▸ **YOUR OBJECTIVE**
With the pictures left out, copy the listing below exactly.
— Start of PROVIDED RECORDS —
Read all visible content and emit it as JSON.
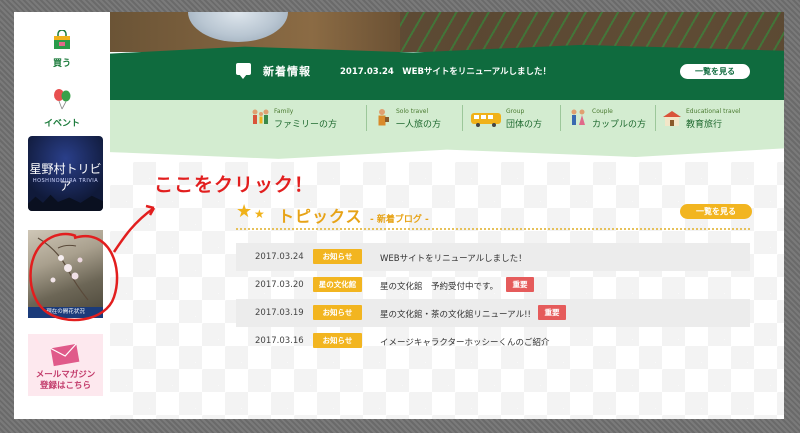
{
  "sidebar": {
    "items": [
      {
        "label": "買う",
        "icon": "shopping-bag-icon"
      },
      {
        "label": "イベント",
        "icon": "balloon-icon"
      }
    ],
    "trivia": {
      "title": "星野村トリビア",
      "subtitle": "HOSHINOMURA TRIVIA"
    },
    "flower_caption": "現在の開花状況",
    "mail_label_line1": "メールマガジン",
    "mail_label_line2": "登録はこちら"
  },
  "news": {
    "title": "新着情報",
    "latest": "2017.03.24　WEBサイトをリニューアルしました！",
    "more_label": "一覧を見る"
  },
  "categories": [
    {
      "en": "Family",
      "jp": "ファミリーの方",
      "icon": "family-icon"
    },
    {
      "en": "Solo travel",
      "jp": "一人旅の方",
      "icon": "solo-traveler-icon"
    },
    {
      "en": "Group",
      "jp": "団体の方",
      "icon": "bus-icon"
    },
    {
      "en": "Couple",
      "jp": "カップルの方",
      "icon": "couple-icon"
    },
    {
      "en": "Educational travel",
      "jp": "教育旅行",
      "icon": "school-icon"
    }
  ],
  "annotation": "ここをクリック！",
  "topics": {
    "title": "トピックス",
    "subtitle": "- 新着ブログ -",
    "more_label": "一覧を見る",
    "rows": [
      {
        "date": "2017.03.24",
        "tag": "お知らせ",
        "text": "WEBサイトをリニューアルしました！",
        "important": ""
      },
      {
        "date": "2017.03.20",
        "tag": "星の文化館",
        "text": "星の文化館　予約受付中です。",
        "important": "重要"
      },
      {
        "date": "2017.03.19",
        "tag": "お知らせ",
        "text": "星の文化館・茶の文化館リニューアル!!",
        "important": "重要"
      },
      {
        "date": "2017.03.16",
        "tag": "お知らせ",
        "text": "イメージキャラクターホッシーくんのご紹介",
        "important": ""
      }
    ]
  },
  "colors": {
    "green_dark": "#0f6b3e",
    "green_light": "#d3ecd0",
    "accent_yellow": "#f2b520",
    "important_red": "#e55b5b",
    "annotation_red": "#e21e1e"
  }
}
— End of PROVIDED RECORDS —
▸ **EXERCISE ANSWER**
Read all visible content and emit it as JSON.
{
  "sidebar": {
    "items": [
      {
        "label": "買う",
        "icon": "shopping-bag-icon"
      },
      {
        "label": "イベント",
        "icon": "balloon-icon"
      }
    ],
    "trivia": {
      "title": "星野村トリビア",
      "subtitle": "HOSHINOMURA TRIVIA"
    },
    "flower_caption": "現在の開花状況",
    "mail_label_line1": "メールマガジン",
    "mail_label_line2": "登録はこちら"
  },
  "news": {
    "title": "新着情報",
    "latest": "2017.03.24　WEBサイトをリニューアルしました！",
    "more_label": "一覧を見る"
  },
  "categories": [
    {
      "en": "Family",
      "jp": "ファミリーの方",
      "icon": "family-icon"
    },
    {
      "en": "Solo travel",
      "jp": "一人旅の方",
      "icon": "solo-traveler-icon"
    },
    {
      "en": "Group",
      "jp": "団体の方",
      "icon": "bus-icon"
    },
    {
      "en": "Couple",
      "jp": "カップルの方",
      "icon": "couple-icon"
    },
    {
      "en": "Educational travel",
      "jp": "教育旅行",
      "icon": "school-icon"
    }
  ],
  "annotation": "ここをクリック！",
  "topics": {
    "title": "トピックス",
    "subtitle": "- 新着ブログ -",
    "more_label": "一覧を見る",
    "rows": [
      {
        "date": "2017.03.24",
        "tag": "お知らせ",
        "text": "WEBサイトをリニューアルしました！",
        "important": ""
      },
      {
        "date": "2017.03.20",
        "tag": "星の文化館",
        "text": "星の文化館　予約受付中です。",
        "important": "重要"
      },
      {
        "date": "2017.03.19",
        "tag": "お知らせ",
        "text": "星の文化館・茶の文化館リニューアル!!",
        "important": "重要"
      },
      {
        "date": "2017.03.16",
        "tag": "お知らせ",
        "text": "イメージキャラクターホッシーくんのご紹介",
        "important": ""
      }
    ]
  },
  "colors": {
    "green_dark": "#0f6b3e",
    "green_light": "#d3ecd0",
    "accent_yellow": "#f2b520",
    "important_red": "#e55b5b",
    "annotation_red": "#e21e1e"
  }
}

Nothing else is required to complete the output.